■ EXTRAIT:
----------------
Concernant la deuxième confusion, il me faut revenir sur l’impartialité. Celle-ci comporte clairement sa signification : ne pas prendre parti. Mais ce qui est évident lorsque c’est dit ne l’est pas pour tout le monde dans son coin. De quoi s’agit-il ? Il ne s’agit pas d’obéir à l’une des parties, mais de voir des intérêts communs avec soi ou en soi. La partialité implique d’avoir les mêmes intérêts ; c’est être de parti lié, ce qui peut être le cas sur le plan matériel, mais aussi plus intimement sur des questions de valeurs morales. Ainsi, donc, rien à voir avec le fait d’être soumis.

On peut être de parti pris tout en n’étant pas en lien de subordination, soit indépendant et non impartial. Et cette posture est contraire à celle que l’on peut concevoir d’un médiateur professionnel.

La distanciation qui s’impose à un médiateur professionnel exige de lui qu’il développe un processus et utilise des savoirs faire qui lui permettent d’exercer par de là des échos d’intérêts et d’enjeux matériels ou moraux qui pourraient le lier à une partie en conflit. On verra même un peu plus loin que les techniques utilisées constituent une garantie supplémentaire dans sa distanciation, et par conséquent son impartialité.

Etre impartial, c’est donc une posture relative aux enjeux et aux intérêts. C’est par exemple être intéressé par le résultat qui pourrait être dans l’accord des parties, autre que celui que les parties trouvent un accord satisfaisant pour toutes.
----------------
[Données de placement des éléments]
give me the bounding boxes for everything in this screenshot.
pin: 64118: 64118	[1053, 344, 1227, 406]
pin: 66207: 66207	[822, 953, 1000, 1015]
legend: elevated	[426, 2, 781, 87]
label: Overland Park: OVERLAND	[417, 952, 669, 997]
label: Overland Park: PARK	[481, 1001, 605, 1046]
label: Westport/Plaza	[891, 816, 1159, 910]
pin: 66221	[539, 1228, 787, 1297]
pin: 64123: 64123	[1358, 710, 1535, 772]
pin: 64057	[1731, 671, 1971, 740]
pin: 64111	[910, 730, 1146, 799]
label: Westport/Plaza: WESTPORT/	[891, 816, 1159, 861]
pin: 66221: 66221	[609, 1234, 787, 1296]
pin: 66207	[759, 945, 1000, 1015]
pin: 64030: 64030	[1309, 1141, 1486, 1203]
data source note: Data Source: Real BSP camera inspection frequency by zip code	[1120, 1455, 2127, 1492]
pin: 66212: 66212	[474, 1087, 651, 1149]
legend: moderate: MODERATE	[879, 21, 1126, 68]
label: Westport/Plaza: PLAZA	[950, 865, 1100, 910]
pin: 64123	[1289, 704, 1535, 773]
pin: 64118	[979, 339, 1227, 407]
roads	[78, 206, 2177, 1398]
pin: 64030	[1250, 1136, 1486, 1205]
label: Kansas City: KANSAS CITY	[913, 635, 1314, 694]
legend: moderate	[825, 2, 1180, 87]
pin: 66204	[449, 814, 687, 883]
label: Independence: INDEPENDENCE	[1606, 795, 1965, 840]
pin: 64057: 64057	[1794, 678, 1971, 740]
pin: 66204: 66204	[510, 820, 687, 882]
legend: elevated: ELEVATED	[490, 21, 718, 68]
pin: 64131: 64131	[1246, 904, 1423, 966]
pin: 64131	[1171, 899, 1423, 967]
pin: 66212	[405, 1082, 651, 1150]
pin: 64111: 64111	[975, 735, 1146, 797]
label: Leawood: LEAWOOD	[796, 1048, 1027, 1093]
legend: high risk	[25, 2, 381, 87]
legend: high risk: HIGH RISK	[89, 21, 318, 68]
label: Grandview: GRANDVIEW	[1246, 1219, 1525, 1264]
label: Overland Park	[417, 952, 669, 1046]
----------------
■ À FAIRE:
D'après l'extrait sur l'impartialité du médiateur, quelle est la signification de l'impartialité ?

■ RÉPONSE:
L'impartialité signifie ne pas prendre parti.